DIRECTIVE:
Rewrite every line of the records below, replacing "answer-label" with "answer-tag" wherever it appears and leaving everything else unchanged. Omit the pictures from your output.

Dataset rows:
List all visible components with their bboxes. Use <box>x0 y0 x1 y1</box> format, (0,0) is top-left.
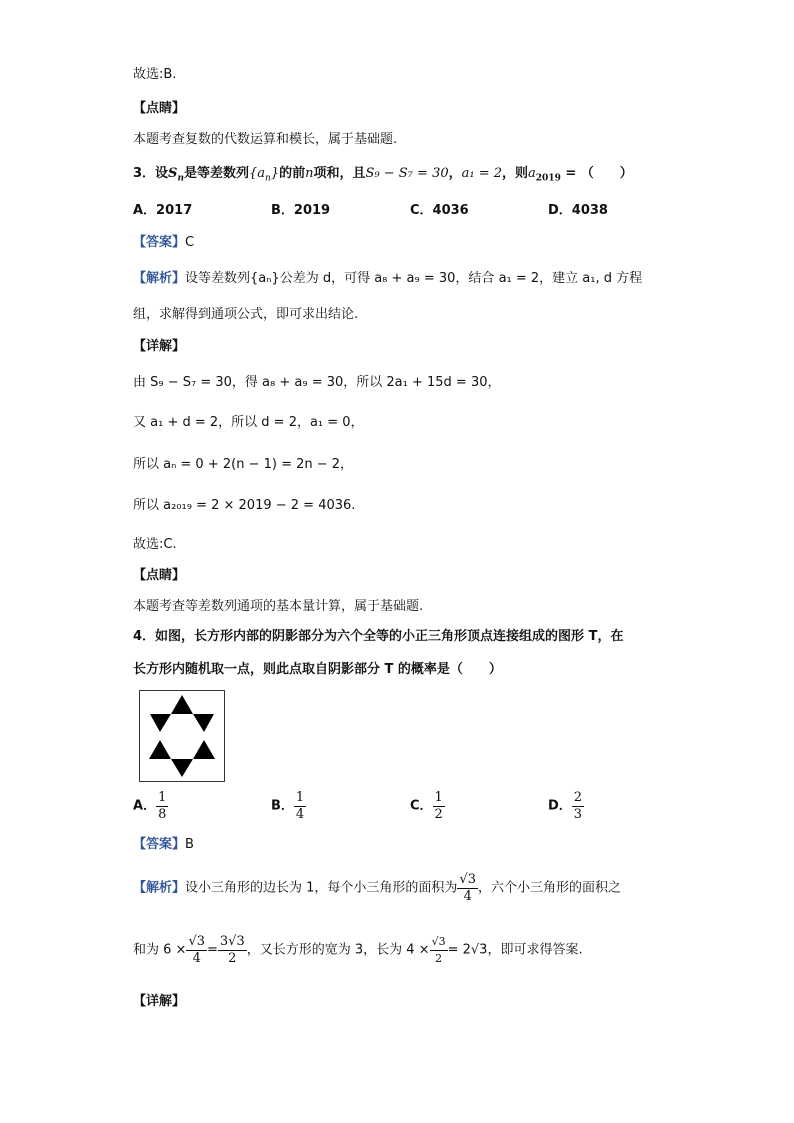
q3-detail-label: 【详解】 <box>133 339 186 354</box>
q3-options <box>133 202 653 220</box>
q3-conclusion: 故选:C. <box>133 537 177 552</box>
answer-label: 【答案】 <box>133 837 186 852</box>
analysis-label: 【解析】 <box>133 880 186 896</box>
q4-option-b[interactable]: B． $\frac{1}{4}$ <box>271 790 305 822</box>
q3-stem: 3．设$S_n$是等差数列$\{a_n\}$的前n项和，且S₉ − S₇ = 30，a₁ = 2，则$a_{2019}$ = （ ） <box>133 166 633 184</box>
q3-step-1: 由 S₉ − S₇ = 30，得 a₈ + a₉ = 30，所以 2a₁ + 15d = 30， <box>133 375 501 390</box>
answer-label: 【答案】 <box>133 235 186 250</box>
q4-stem-1: 4．如图，长方形内部的阴影部分为六个全等的小正三角形顶点连接组成的图形 T，在 <box>133 629 624 644</box>
q3-option-c[interactable]: C．4036 <box>410 203 469 218</box>
comment-label-prev: 【点睛】 <box>133 101 186 116</box>
q3-analysis-1: 【解析】设等差数列{aₙ}公差为 d，可得 a₈ + a₉ = 30，结合 a₁ = 2，建立 a₁, d 方程 <box>133 271 643 286</box>
q4-option-d[interactable]: D． $\frac{2}{3}$ <box>548 790 583 822</box>
q3-answer <box>133 234 194 252</box>
q4-stem-2: 长方形内随机取一点，则此点取自阴影部分 T 的概率是（ ） <box>133 662 502 677</box>
q3-analysis-2: 组，求解得到通项公式，即可求出结论. <box>133 307 359 322</box>
q4-option-a[interactable]: A． $\frac{1}{8}$ <box>133 790 167 822</box>
hexagram-figure <box>139 690 225 782</box>
q3-comment-label: 【点睛】 <box>133 568 186 583</box>
analysis-label: 【解析】 <box>133 271 186 286</box>
conclusion-prev: 故选:B. <box>133 67 177 82</box>
q3-option-b[interactable]: B．2019 <box>271 203 331 218</box>
answer-value: B <box>185 837 194 852</box>
answer-value: C <box>185 235 195 250</box>
q3-option-d[interactable]: D．4038 <box>548 203 608 218</box>
q4-answer <box>133 836 194 854</box>
q4-detail-label: 【详解】 <box>133 994 186 1009</box>
q3-step-2: 又 a₁ + d = 2，所以 d = 2，a₁ = 0， <box>133 415 364 430</box>
q4-option-c[interactable]: C． $\frac{1}{2}$ <box>410 790 443 822</box>
q3-step-4: 所以 a₂₀₁₉ = 2 × 2019 − 2 = 4036. <box>133 498 356 513</box>
q4-analysis-2: 和为 6 × $\frac{√3}{4}$ = $\frac{3√3}{2}$ ，又长方形的宽为 3，长为 4 × $\frac{√3}{2}$ = 2√3，即可求得答案. <box>133 934 583 966</box>
q3-option-a[interactable]: A．2017 <box>133 203 193 218</box>
q4-analysis-1: 【解析】设小三角形的边长为 1，每个小三角形的面积为 $\frac{√3}{4}$ ，六个小三角形的面积之 <box>133 872 621 904</box>
q4-options <box>133 790 653 836</box>
comment-prev: 本题考查复数的代数运算和模长，属于基础题. <box>133 132 398 147</box>
q3-step-3: 所以 aₙ = 0 + 2(n − 1) = 2n − 2， <box>133 457 354 472</box>
q3-comment: 本题考查等差数列通项的基本量计算，属于基础题. <box>133 599 424 614</box>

EXPECTED ANSWER:
List all visible components with their bboxes. Use <box>x0 y0 x1 y1</box> format, (0,0) is top-left.
q3-detail-label: 【详解】 <box>133 339 186 354</box>
q3-options <box>133 202 653 220</box>
q3-conclusion: 故选:C. <box>133 537 177 552</box>
answer-tag: 【答案】 <box>133 837 186 852</box>
analysis-label: 【解析】 <box>133 880 186 896</box>
q4-option-b[interactable]: B． $\frac{1}{4}$ <box>271 790 305 822</box>
q3-stem: 3．设$S_n$是等差数列$\{a_n\}$的前n项和，且S₉ − S₇ = 30，a₁ = 2，则$a_{2019}$ = （ ） <box>133 166 633 184</box>
q3-step-1: 由 S₉ − S₇ = 30，得 a₈ + a₉ = 30，所以 2a₁ + 15d = 30， <box>133 375 501 390</box>
answer-tag: 【答案】 <box>133 235 186 250</box>
q4-stem-1: 4．如图，长方形内部的阴影部分为六个全等的小正三角形顶点连接组成的图形 T，在 <box>133 629 624 644</box>
q3-option-c[interactable]: C．4036 <box>410 203 469 218</box>
comment-label-prev: 【点睛】 <box>133 101 186 116</box>
q3-analysis-1: 【解析】设等差数列{aₙ}公差为 d，可得 a₈ + a₉ = 30，结合 a₁ = 2，建立 a₁, d 方程 <box>133 271 643 286</box>
q4-option-d[interactable]: D． $\frac{2}{3}$ <box>548 790 583 822</box>
q3-answer <box>133 234 194 252</box>
q4-stem-2: 长方形内随机取一点，则此点取自阴影部分 T 的概率是（ ） <box>133 662 502 677</box>
q3-analysis-2: 组，求解得到通项公式，即可求出结论. <box>133 307 359 322</box>
q4-option-a[interactable]: A． $\frac{1}{8}$ <box>133 790 167 822</box>
hexagram-figure <box>139 690 225 782</box>
q3-comment-label: 【点睛】 <box>133 568 186 583</box>
analysis-label: 【解析】 <box>133 271 186 286</box>
conclusion-prev: 故选:B. <box>133 67 177 82</box>
q3-option-b[interactable]: B．2019 <box>271 203 331 218</box>
answer-value: B <box>185 837 194 852</box>
answer-value: C <box>185 235 195 250</box>
q3-option-d[interactable]: D．4038 <box>548 203 608 218</box>
q4-answer <box>133 836 194 854</box>
q4-detail-label: 【详解】 <box>133 994 186 1009</box>
q3-step-2: 又 a₁ + d = 2，所以 d = 2，a₁ = 0， <box>133 415 364 430</box>
q4-option-c[interactable]: C． $\frac{1}{2}$ <box>410 790 443 822</box>
q3-step-4: 所以 a₂₀₁₉ = 2 × 2019 − 2 = 4036. <box>133 498 356 513</box>
q4-analysis-2: 和为 6 × $\frac{√3}{4}$ = $\frac{3√3}{2}$ ，又长方形的宽为 3，长为 4 × $\frac{√3}{2}$ = 2√3，即可求得答案. <box>133 934 583 966</box>
q3-option-a[interactable]: A．2017 <box>133 203 193 218</box>
q4-analysis-1: 【解析】设小三角形的边长为 1，每个小三角形的面积为 $\frac{√3}{4}$ ，六个小三角形的面积之 <box>133 872 621 904</box>
q4-options <box>133 790 653 836</box>
comment-prev: 本题考查复数的代数运算和模长，属于基础题. <box>133 132 398 147</box>
q3-step-3: 所以 aₙ = 0 + 2(n − 1) = 2n − 2， <box>133 457 354 472</box>
q3-comment: 本题考查等差数列通项的基本量计算，属于基础题. <box>133 599 424 614</box>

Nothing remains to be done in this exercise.